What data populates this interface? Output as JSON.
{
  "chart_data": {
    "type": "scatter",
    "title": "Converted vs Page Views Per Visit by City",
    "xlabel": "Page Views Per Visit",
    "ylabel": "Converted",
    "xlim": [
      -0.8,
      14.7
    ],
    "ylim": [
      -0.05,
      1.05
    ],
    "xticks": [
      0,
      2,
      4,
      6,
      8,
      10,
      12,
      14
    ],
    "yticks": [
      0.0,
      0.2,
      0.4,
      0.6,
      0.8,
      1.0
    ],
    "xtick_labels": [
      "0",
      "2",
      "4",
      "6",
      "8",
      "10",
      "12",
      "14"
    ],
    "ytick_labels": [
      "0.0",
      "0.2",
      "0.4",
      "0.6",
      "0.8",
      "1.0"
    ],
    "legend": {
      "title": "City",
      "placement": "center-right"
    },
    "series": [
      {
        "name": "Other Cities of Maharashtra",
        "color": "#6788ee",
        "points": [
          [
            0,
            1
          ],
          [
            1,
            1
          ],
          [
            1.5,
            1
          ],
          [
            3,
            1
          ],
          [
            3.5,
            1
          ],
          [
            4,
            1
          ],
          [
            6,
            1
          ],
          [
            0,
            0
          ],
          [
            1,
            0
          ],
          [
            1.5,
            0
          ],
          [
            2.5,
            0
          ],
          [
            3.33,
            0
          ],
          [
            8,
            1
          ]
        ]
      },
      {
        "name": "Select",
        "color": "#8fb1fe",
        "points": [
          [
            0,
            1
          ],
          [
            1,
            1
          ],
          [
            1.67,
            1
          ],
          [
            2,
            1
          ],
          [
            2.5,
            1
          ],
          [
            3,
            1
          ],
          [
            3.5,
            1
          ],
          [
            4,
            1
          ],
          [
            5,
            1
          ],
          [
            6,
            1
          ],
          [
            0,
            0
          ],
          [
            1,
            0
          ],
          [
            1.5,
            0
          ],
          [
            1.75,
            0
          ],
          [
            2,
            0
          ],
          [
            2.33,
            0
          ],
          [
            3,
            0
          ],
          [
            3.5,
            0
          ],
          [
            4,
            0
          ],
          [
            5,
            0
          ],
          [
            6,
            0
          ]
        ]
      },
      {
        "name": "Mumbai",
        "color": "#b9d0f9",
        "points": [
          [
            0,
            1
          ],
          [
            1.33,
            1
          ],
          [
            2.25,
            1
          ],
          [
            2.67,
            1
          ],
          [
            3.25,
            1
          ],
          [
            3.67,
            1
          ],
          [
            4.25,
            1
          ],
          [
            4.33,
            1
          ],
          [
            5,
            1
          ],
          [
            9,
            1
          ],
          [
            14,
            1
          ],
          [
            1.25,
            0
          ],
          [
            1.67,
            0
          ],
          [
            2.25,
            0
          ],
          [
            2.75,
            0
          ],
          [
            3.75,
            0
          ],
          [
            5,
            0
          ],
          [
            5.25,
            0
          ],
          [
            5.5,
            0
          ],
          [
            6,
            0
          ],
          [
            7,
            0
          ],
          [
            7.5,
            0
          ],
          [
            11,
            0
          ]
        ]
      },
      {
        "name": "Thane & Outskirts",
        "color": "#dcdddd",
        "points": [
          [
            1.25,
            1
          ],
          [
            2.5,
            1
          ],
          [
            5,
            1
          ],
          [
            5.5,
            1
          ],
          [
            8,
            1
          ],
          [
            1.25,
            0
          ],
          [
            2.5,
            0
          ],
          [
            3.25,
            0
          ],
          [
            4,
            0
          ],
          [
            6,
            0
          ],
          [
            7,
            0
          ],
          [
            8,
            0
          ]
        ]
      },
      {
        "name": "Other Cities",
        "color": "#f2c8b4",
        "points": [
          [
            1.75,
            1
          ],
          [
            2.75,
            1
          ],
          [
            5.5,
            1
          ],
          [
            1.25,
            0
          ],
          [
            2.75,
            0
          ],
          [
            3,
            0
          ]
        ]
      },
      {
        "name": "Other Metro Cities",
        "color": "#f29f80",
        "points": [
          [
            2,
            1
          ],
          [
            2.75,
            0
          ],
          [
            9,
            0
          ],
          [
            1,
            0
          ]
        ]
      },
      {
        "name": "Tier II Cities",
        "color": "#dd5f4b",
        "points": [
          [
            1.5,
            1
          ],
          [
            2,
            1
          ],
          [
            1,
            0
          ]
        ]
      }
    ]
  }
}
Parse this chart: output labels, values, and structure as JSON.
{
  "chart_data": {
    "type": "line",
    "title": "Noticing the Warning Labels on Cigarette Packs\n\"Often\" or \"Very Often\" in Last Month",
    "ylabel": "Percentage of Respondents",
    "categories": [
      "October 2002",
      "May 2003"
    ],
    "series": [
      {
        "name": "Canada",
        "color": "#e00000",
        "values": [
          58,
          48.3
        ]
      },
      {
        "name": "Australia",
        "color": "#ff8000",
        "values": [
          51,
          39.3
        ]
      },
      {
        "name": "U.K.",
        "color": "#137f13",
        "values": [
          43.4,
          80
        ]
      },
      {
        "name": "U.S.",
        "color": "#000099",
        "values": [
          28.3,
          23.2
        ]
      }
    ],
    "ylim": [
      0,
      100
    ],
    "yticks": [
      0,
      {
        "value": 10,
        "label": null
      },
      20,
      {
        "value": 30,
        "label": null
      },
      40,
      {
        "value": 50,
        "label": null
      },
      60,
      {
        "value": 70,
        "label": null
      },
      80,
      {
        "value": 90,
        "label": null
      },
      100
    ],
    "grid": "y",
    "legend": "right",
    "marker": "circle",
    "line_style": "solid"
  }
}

---------------

## TASK REQUIREMENTS
Reproduce every record, matching each line exactly.

## TASK RESPONSE
What data populates this interface? Output as JSON.
{
  "chart_data": {
    "type": "scatter",
    "title": "Converted vs Page Views Per Visit by City",
    "xlabel": "Page Views Per Visit",
    "ylabel": "Converted",
    "xlim": [
      -0.8,
      14.7
    ],
    "ylim": [
      -0.05,
      1.05
    ],
    "xticks": [
      0,
      2,
      4,
      6,
      8,
      10,
      12,
      14
    ],
    "yticks": [
      0.0,
      0.2,
      0.4,
      0.6,
      0.8,
      1.0
    ],
    "xtick_labels": [
      "0",
      "2",
      "4",
      "6",
      "8",
      "10",
      "12",
      "14"
    ],
    "ytick_labels": [
      "0.0",
      "0.2",
      "0.4",
      "0.6",
      "0.8",
      "1.0"
    ],
    "legend": {
      "title": "City",
      "placement": "center-right"
    },
    "series": [
      {
        "name": "Other Cities of Maharashtra",
        "color": "#6788ee",
        "points": [
          [
            0,
            1
          ],
          [
            1,
            1
          ],
          [
            1.5,
            1
          ],
          [
            3,
            1
          ],
          [
            3.5,
            1
          ],
          [
            4,
            1
          ],
          [
            6,
            1
          ],
          [
            0,
            0
          ],
          [
            1,
            0
          ],
          [
            1.5,
            0
          ],
          [
            2.5,
            0
          ],
          [
            3.33,
            0
          ],
          [
            8,
            1
          ]
        ]
      },
      {
        "name": "Select",
        "color": "#8fb1fe",
        "points": [
          [
            0,
            1
          ],
          [
            1,
            1
          ],
          [
            1.67,
            1
          ],
          [
            2,
            1
          ],
          [
            2.5,
            1
          ],
          [
            3,
            1
          ],
          [
            3.5,
            1
          ],
          [
            4,
            1
          ],
          [
            5,
            1
          ],
          [
            6,
            1
          ],
          [
            0,
            0
          ],
          [
            1,
            0
          ],
          [
            1.5,
            0
          ],
          [
            1.75,
            0
          ],
          [
            2,
            0
          ],
          [
            2.33,
            0
          ],
          [
            3,
            0
          ],
          [
            3.5,
            0
          ],
          [
            4,
            0
          ],
          [
            5,
            0
          ],
          [
            6,
            0
          ]
        ]
      },
      {
        "name": "Mumbai",
        "color": "#b9d0f9",
        "points": [
          [
            0,
            1
          ],
          [
            1.33,
            1
          ],
          [
            2.25,
            1
          ],
          [
            2.67,
            1
          ],
          [
            3.25,
            1
          ],
          [
            3.67,
            1
          ],
          [
            4.25,
            1
          ],
          [
            4.33,
            1
          ],
          [
            5,
            1
          ],
          [
            9,
            1
          ],
          [
            14,
            1
          ],
          [
            1.25,
            0
          ],
          [
            1.67,
            0
          ],
          [
            2.25,
            0
          ],
          [
            2.75,
            0
          ],
          [
            3.75,
            0
          ],
          [
            5,
            0
          ],
          [
            5.25,
            0
          ],
          [
            5.5,
            0
          ],
          [
            6,
            0
          ],
          [
            7,
            0
          ],
          [
            7.5,
            0
          ],
          [
            11,
            0
          ]
        ]
      },
      {
        "name": "Thane & Outskirts",
        "color": "#dcdddd",
        "points": [
          [
            1.25,
            1
          ],
          [
            2.5,
            1
          ],
          [
            5,
            1
          ],
          [
            5.5,
            1
          ],
          [
            8,
            1
          ],
          [
            1.25,
            0
          ],
          [
            2.5,
            0
          ],
          [
            3.25,
            0
          ],
          [
            4,
            0
          ],
          [
            6,
            0
          ],
          [
            7,
            0
          ],
          [
            8,
            0
          ]
        ]
      },
      {
        "name": "Other Cities",
        "color": "#f2c8b4",
        "points": [
          [
            1.75,
            1
          ],
          [
            2.75,
            1
          ],
          [
            5.5,
            1
          ],
          [
            1.25,
            0
          ],
          [
            2.75,
            0
          ],
          [
            3,
            0
          ]
        ]
      },
      {
        "name": "Other Metro Cities",
        "color": "#f29f80",
        "points": [
          [
            2,
            1
          ],
          [
            2.75,
            0
          ],
          [
            9,
            0
          ],
          [
            1,
            0
          ]
        ]
      },
      {
        "name": "Tier II Cities",
        "color": "#dd5f4b",
        "points": [
          [
            1.5,
            1
          ],
          [
            2,
            1
          ],
          [
            1,
            0
          ]
        ]
      }
    ]
  }
}
Parse this chart: output labels, values, and structure as JSON.
{
  "chart_data": {
    "type": "line",
    "title": "Noticing the Warning Labels on Cigarette Packs\n\"Often\" or \"Very Often\" in Last Month",
    "ylabel": "Percentage of Respondents",
    "categories": [
      "October 2002",
      "May 2003"
    ],
    "series": [
      {
        "name": "Canada",
        "color": "#e00000",
        "values": [
          58,
          48.3
        ]
      },
      {
        "name": "Australia",
        "color": "#ff8000",
        "values": [
          51,
          39.3
        ]
      },
      {
        "name": "U.K.",
        "color": "#137f13",
        "values": [
          43.4,
          80
        ]
      },
      {
        "name": "U.S.",
        "color": "#000099",
        "values": [
          28.3,
          23.2
        ]
      }
    ],
    "ylim": [
      0,
      100
    ],
    "yticks": [
      0,
      {
        "value": 10,
        "label": null
      },
      20,
      {
        "value": 30,
        "label": null
      },
      40,
      {
        "value": 50,
        "label": null
      },
      60,
      {
        "value": 70,
        "label": null
      },
      80,
      {
        "value": 90,
        "label": null
      },
      100
    ],
    "grid": "y",
    "legend": "right",
    "marker": "circle",
    "line_style": "solid"
  }
}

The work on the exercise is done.